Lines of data
· · ·

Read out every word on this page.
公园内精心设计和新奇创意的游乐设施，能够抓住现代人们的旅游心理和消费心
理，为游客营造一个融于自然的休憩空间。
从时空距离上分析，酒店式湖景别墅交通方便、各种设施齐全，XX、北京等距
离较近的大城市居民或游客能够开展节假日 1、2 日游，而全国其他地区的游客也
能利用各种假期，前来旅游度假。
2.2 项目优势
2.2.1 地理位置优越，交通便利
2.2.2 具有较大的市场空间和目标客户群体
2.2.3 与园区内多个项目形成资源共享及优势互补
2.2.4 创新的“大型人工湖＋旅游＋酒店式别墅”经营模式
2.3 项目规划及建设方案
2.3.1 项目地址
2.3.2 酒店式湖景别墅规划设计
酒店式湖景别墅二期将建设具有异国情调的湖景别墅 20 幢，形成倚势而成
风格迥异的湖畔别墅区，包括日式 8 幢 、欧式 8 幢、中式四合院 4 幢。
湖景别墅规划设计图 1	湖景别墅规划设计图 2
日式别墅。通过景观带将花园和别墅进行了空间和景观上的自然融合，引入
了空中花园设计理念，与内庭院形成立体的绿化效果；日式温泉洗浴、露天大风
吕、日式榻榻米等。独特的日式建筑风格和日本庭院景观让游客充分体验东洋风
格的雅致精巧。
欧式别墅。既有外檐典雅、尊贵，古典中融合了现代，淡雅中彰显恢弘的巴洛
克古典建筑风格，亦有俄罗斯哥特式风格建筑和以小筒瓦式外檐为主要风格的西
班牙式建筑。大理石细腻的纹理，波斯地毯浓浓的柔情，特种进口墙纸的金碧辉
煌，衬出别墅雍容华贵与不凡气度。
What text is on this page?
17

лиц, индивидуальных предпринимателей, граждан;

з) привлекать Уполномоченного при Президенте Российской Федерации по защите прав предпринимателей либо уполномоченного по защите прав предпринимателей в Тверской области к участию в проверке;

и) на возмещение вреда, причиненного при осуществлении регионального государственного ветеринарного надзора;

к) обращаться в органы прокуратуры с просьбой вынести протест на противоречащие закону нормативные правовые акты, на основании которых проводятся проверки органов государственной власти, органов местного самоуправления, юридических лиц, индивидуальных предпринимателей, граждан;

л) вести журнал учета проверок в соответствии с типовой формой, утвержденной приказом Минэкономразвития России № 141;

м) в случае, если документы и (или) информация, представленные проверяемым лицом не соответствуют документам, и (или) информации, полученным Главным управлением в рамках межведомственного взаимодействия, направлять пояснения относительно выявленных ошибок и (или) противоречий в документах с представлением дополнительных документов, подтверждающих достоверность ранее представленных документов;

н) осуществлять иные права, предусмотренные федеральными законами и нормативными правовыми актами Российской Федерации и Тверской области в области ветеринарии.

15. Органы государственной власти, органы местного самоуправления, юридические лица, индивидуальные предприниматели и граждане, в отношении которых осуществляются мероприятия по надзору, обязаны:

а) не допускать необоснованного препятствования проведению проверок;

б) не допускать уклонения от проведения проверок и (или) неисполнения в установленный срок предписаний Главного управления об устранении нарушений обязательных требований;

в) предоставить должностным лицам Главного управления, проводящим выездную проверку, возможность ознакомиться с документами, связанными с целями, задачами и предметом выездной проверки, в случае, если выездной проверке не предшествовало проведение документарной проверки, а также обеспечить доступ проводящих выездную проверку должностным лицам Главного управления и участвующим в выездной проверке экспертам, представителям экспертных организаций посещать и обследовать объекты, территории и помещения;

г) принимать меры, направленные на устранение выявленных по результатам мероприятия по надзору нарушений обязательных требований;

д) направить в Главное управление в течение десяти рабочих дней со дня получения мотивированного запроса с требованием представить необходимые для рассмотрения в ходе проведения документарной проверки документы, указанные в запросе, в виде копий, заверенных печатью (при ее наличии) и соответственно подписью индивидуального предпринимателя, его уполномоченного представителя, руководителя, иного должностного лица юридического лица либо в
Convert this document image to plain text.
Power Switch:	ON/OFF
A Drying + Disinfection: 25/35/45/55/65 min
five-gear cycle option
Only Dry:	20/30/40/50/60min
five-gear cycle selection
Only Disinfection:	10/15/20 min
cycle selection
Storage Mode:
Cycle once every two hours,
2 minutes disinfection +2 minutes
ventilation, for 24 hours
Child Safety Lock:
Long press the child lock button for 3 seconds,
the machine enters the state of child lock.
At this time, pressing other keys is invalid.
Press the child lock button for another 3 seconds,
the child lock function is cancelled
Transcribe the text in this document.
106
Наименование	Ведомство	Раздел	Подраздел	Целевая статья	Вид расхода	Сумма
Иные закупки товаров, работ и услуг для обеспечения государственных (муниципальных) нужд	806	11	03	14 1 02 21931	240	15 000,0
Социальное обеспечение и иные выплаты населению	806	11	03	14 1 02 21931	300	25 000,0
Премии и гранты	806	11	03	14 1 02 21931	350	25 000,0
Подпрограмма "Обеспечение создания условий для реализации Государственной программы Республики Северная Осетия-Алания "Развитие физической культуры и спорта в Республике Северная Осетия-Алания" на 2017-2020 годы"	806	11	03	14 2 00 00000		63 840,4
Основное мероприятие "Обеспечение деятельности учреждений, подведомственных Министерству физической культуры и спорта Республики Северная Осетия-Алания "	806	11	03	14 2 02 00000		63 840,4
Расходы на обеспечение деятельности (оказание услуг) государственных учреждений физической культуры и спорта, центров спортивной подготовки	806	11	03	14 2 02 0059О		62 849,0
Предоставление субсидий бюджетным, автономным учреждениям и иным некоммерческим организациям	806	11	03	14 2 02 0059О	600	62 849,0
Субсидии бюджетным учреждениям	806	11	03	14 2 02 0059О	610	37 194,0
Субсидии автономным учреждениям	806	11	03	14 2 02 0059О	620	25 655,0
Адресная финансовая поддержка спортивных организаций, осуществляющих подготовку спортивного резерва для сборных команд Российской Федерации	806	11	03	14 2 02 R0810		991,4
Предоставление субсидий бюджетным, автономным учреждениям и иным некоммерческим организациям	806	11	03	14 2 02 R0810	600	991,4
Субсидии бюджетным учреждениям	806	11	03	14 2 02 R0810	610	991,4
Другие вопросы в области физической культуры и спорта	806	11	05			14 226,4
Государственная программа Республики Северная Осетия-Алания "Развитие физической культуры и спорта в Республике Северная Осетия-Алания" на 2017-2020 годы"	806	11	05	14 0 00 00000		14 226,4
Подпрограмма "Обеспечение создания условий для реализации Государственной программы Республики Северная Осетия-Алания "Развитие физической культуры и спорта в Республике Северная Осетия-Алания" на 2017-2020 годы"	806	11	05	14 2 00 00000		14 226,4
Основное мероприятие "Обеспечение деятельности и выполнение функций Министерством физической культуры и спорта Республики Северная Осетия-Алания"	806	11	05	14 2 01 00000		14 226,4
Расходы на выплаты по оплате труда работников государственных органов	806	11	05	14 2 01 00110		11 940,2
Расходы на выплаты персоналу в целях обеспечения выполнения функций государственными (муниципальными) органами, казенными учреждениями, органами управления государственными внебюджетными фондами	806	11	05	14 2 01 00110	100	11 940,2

· · ·

### Job
In the entries above, identify each line that includes the string "организациям", then copy it.

### Solution for this exercise
Предоставление субсидий бюджетным, автономным учреждениям и иным некоммерческим организациям	806	11	03	14 2 02 0059О	600	62 849,0
Предоставление субсидий бюджетным, автономным учреждениям и иным некоммерческим организациям	806	11	03	14 2 02 R0810	600	991,4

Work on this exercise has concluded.